EXTRACTED DATA -
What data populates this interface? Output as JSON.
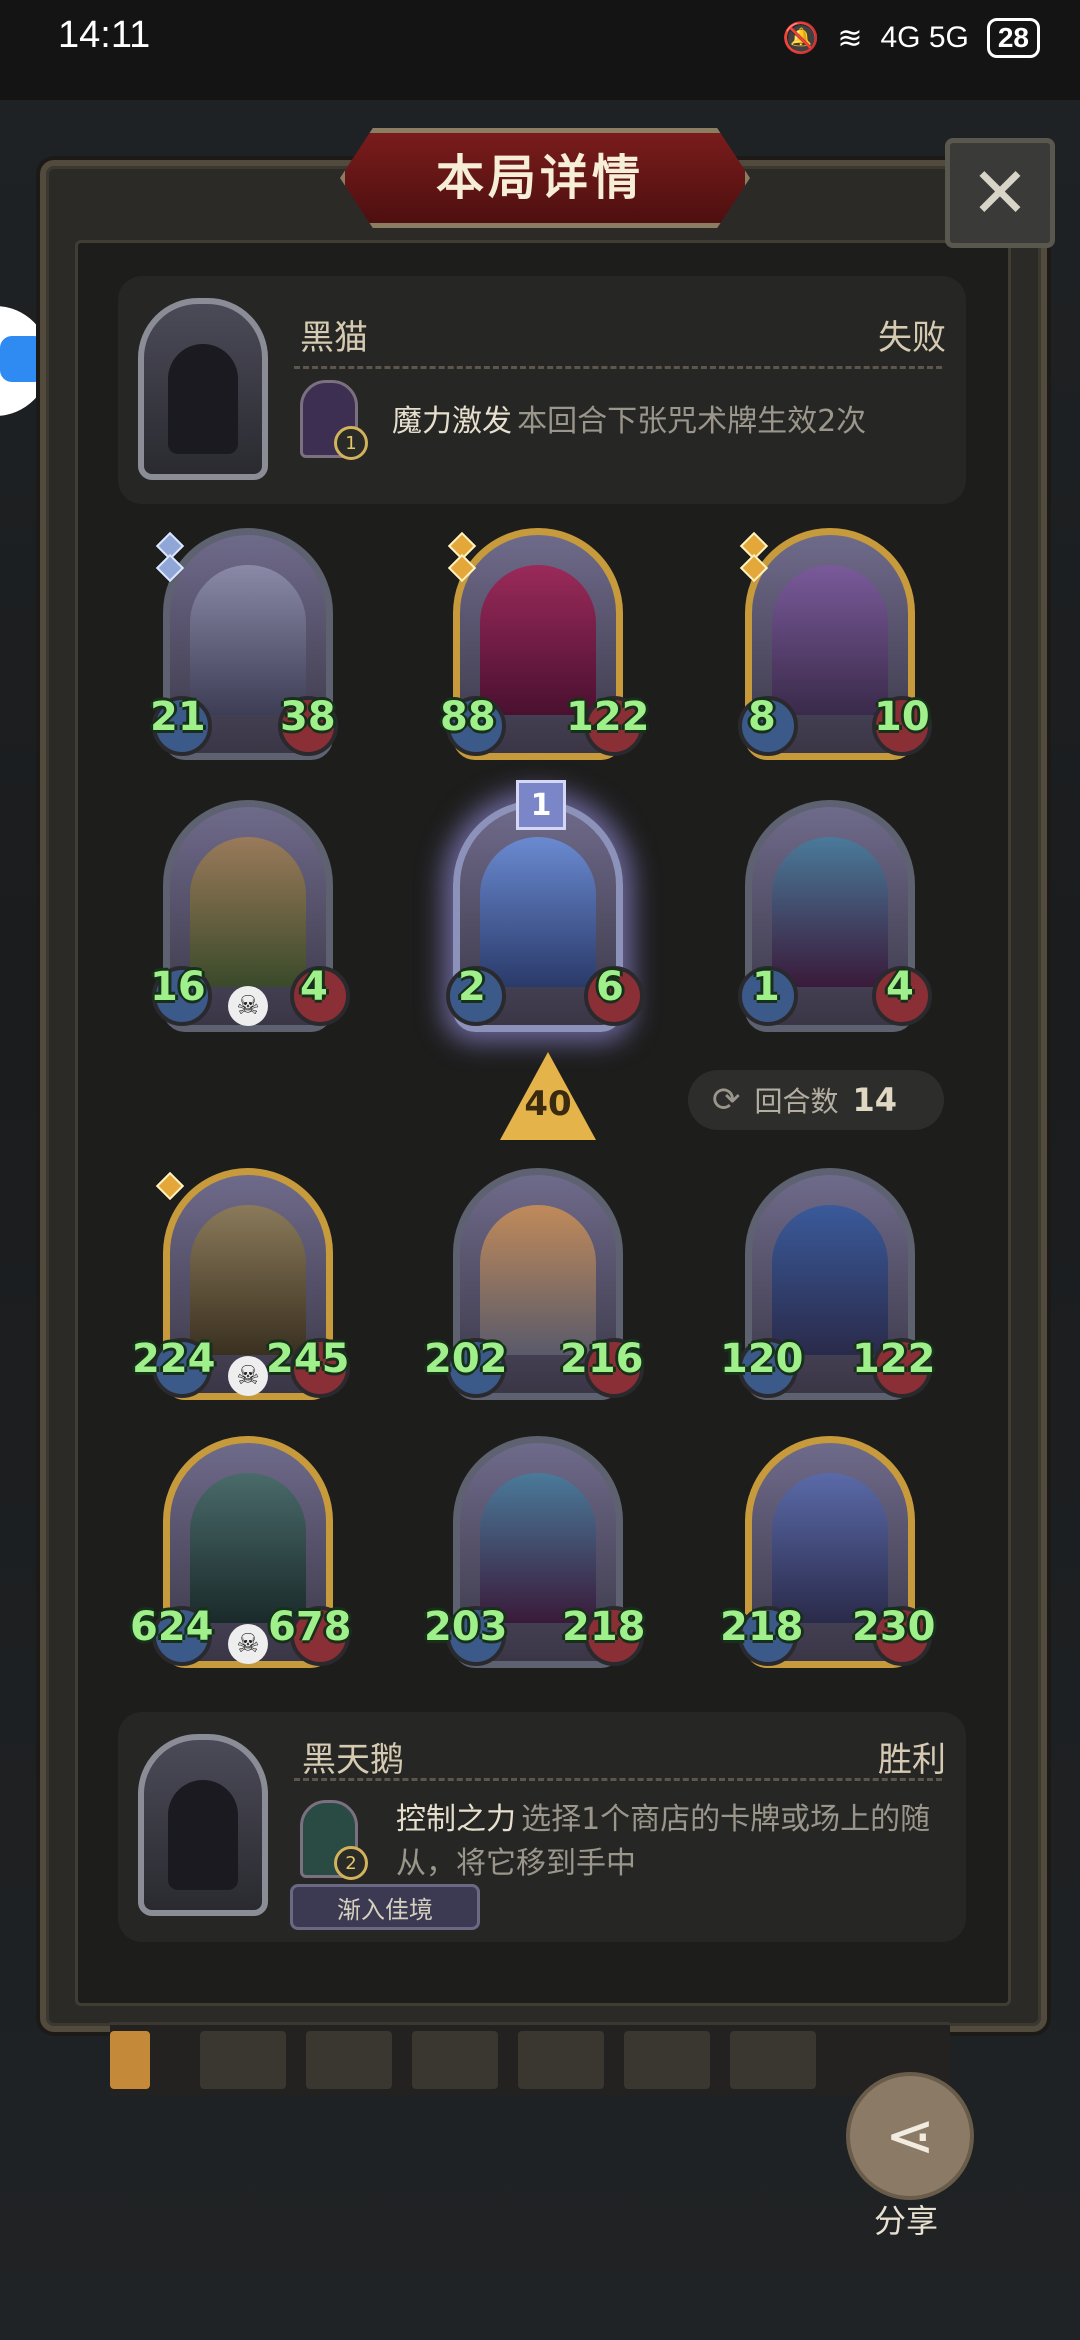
{
  "status_bar": {
    "time": "14:11",
    "network": "4G 5G",
    "battery": "28"
  },
  "dialog": {
    "title": "本局详情",
    "close_icon": "close-icon"
  },
  "opponent": {
    "name": "黑猫",
    "result": "失败",
    "skill": {
      "level": "1",
      "name": "魔力激发",
      "description": "本回合下张咒术牌生效2次"
    }
  },
  "opponent_board": [
    {
      "atk": "21",
      "hp": "38"
    },
    {
      "atk": "88",
      "hp": "122"
    },
    {
      "atk": "8",
      "hp": "10"
    },
    {
      "atk": "16",
      "hp": "4"
    },
    {
      "atk": "2",
      "hp": "6",
      "level": "1"
    },
    {
      "atk": "1",
      "hp": "4"
    }
  ],
  "tier": "40",
  "round": {
    "label": "回合数",
    "value": "14"
  },
  "player_board": [
    {
      "atk": "224",
      "hp": "245"
    },
    {
      "atk": "202",
      "hp": "216"
    },
    {
      "atk": "120",
      "hp": "122"
    },
    {
      "atk": "624",
      "hp": "678"
    },
    {
      "atk": "203",
      "hp": "218"
    },
    {
      "atk": "218",
      "hp": "230"
    }
  ],
  "player": {
    "name": "黑天鹅",
    "result": "胜利",
    "skill": {
      "level": "2",
      "name": "控制之力",
      "description_line1": "选择1个商店的卡牌或场上的随",
      "description_line2": "从，将它移到手中"
    },
    "tag": "渐入佳境"
  },
  "share": {
    "label": "分享"
  }
}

SET EXERCISE -
Reproduce every record word for word. The copy must contain no pictures.

ANSWER TO THIS TASK -
What data populates this interface? Output as JSON.
{
  "status_bar": {
    "time": "14:11",
    "network": "4G 5G",
    "battery": "28"
  },
  "dialog": {
    "title": "本局详情",
    "close_icon": "close-icon"
  },
  "opponent": {
    "name": "黑猫",
    "result": "失败",
    "skill": {
      "level": "1",
      "name": "魔力激发",
      "description": "本回合下张咒术牌生效2次"
    }
  },
  "opponent_board": [
    {
      "atk": "21",
      "hp": "38"
    },
    {
      "atk": "88",
      "hp": "122"
    },
    {
      "atk": "8",
      "hp": "10"
    },
    {
      "atk": "16",
      "hp": "4"
    },
    {
      "atk": "2",
      "hp": "6",
      "level": "1"
    },
    {
      "atk": "1",
      "hp": "4"
    }
  ],
  "tier": "40",
  "round": {
    "label": "回合数",
    "value": "14"
  },
  "player_board": [
    {
      "atk": "224",
      "hp": "245"
    },
    {
      "atk": "202",
      "hp": "216"
    },
    {
      "atk": "120",
      "hp": "122"
    },
    {
      "atk": "624",
      "hp": "678"
    },
    {
      "atk": "203",
      "hp": "218"
    },
    {
      "atk": "218",
      "hp": "230"
    }
  ],
  "player": {
    "name": "黑天鹅",
    "result": "胜利",
    "skill": {
      "level": "2",
      "name": "控制之力",
      "description_line1": "选择1个商店的卡牌或场上的随",
      "description_line2": "从，将它移到手中"
    },
    "tag": "渐入佳境"
  },
  "share": {
    "label": "分享"
  }
}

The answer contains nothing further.